--- Start SELECTED TEXT ---

Here’s the final step of the proof: ℕ* is a model of T*, and T* is a superset of T, so ℕ* must also be a model of T! And thus we find that in any logic with a compactness theorem, a theory of the natural numbers will have models with nonstandard numbers that are greater than all of ℕ.

It’s one of my favorite proofs, because it’s so easy to describe and has such a devastating conclusion. It’s also an example of the compactness theorem using the existence of one type of model (ℕ for each of the finite cases) to prove the existence of something entirely different (ℕ* for the infinite case).

4. Mysterious missing subsets

The Löwenheim-Skolem theorem tells us that if a first-order theory has a model with an infinite cardinality, then it has models with every infinite cardinality. This places a major restriction on our ability to describe an infinite mathematical structure using first order logic. For if we were to try to single out the natural numbers, say, we would inevitably end up failing to rule out models of our axioms that are the cardinality of the real numbers, or worse, or the set of functions from real numbers to real numbers, and so on for all other possible cardinalities.

When applied to set theory, this implies a result that seems on its face to be a straightforward contradiction. Namely, Löwenheim-Skolem tells us that any first order axiomatization of sets will inevitably have a model that contains only a countable infinity of sets. But this seems bizarre, as all we appear to need to rule out countably infinite universes of sets is one axiom that asserts the existence of a countably infinite set, and another that asserts that admits the power-set of any set to the universe of sets. Then we will be forced to admit that there is a set which is the power set of a countably infinite set, and as Cantor’s famous diagonal argument shows, that this set is uncountably large.

So on the one hand, Cantor tells us that there are sets that contain uncountably many objects. And on the other hand, Löwenheim-Skolem tell us that there is a model of set theory with only countably many objects. This dichotomy is known by the name Skolem’s paradox. It appears to be a straightforward contradiction, but it’s not.

--- End SELECTED TEXT ---
--- Start LISTED RECORDS ---

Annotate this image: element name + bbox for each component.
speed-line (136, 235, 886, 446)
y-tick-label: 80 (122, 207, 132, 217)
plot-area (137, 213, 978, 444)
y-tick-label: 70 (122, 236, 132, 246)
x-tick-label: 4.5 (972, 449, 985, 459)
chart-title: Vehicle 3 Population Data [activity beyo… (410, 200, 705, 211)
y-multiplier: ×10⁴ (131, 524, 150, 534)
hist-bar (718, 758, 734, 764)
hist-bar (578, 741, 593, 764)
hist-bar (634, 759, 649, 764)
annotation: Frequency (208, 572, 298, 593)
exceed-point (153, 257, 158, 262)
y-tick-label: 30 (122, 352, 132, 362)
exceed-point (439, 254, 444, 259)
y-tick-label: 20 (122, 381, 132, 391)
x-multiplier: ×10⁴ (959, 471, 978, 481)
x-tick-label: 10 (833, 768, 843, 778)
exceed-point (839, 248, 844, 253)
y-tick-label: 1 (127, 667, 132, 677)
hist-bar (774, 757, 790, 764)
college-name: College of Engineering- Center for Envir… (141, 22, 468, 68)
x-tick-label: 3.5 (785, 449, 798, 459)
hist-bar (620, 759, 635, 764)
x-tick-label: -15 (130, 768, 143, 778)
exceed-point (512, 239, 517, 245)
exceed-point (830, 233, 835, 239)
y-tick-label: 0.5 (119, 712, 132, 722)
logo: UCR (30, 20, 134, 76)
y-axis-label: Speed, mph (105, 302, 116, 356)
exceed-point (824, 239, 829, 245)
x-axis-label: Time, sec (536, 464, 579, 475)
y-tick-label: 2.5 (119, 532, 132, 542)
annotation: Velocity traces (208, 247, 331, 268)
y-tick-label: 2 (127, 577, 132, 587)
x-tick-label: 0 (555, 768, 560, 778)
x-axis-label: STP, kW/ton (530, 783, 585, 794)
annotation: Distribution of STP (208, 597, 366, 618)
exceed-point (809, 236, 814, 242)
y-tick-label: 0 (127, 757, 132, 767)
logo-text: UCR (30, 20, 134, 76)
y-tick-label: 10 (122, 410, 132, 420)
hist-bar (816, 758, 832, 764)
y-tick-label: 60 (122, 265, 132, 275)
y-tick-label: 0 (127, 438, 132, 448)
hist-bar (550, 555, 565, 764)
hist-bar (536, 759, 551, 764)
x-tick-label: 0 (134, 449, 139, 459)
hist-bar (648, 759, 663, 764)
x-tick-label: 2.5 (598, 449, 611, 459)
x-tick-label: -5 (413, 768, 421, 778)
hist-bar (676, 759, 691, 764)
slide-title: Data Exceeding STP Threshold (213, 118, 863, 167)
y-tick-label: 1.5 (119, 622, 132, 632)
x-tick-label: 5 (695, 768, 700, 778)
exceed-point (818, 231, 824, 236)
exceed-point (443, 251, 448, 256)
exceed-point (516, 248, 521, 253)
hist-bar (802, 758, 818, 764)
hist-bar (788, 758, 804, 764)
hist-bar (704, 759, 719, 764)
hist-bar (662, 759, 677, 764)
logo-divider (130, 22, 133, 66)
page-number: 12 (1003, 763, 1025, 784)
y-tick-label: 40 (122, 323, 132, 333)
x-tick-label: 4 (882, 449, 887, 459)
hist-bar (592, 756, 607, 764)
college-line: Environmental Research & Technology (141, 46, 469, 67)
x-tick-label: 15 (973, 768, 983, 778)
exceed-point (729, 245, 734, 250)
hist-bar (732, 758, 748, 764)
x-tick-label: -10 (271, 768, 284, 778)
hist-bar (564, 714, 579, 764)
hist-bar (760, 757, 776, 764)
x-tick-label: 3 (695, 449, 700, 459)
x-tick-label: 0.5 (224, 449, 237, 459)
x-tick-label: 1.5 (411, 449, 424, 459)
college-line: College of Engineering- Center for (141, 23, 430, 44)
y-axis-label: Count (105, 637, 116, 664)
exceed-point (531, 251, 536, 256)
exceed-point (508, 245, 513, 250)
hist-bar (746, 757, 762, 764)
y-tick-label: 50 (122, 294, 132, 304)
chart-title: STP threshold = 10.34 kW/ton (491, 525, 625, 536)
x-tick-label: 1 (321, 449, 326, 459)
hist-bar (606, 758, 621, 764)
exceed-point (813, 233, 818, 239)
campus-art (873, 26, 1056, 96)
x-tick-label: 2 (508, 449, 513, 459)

--- End LISTED RECORDS ---

- GOAL: Reproduce the model theory passage from "4. Mysterious missing" through "other possible cardinalities.".

- RESULT BELOW:
4. Mysterious missing subsets

The Löwenheim-Skolem theorem tells us that if a first-order theory has a model with an infinite cardinality, then it has models with every infinite cardinality. This places a major restriction on our ability to describe an infinite mathematical structure using first order logic. For if we were to try to single out the natural numbers, say, we would inevitably end up failing to rule out models of our axioms that are the cardinality of the real numbers, or worse, or the set of functions from real numbers to real numbers, and so on for all other possible cardinalities.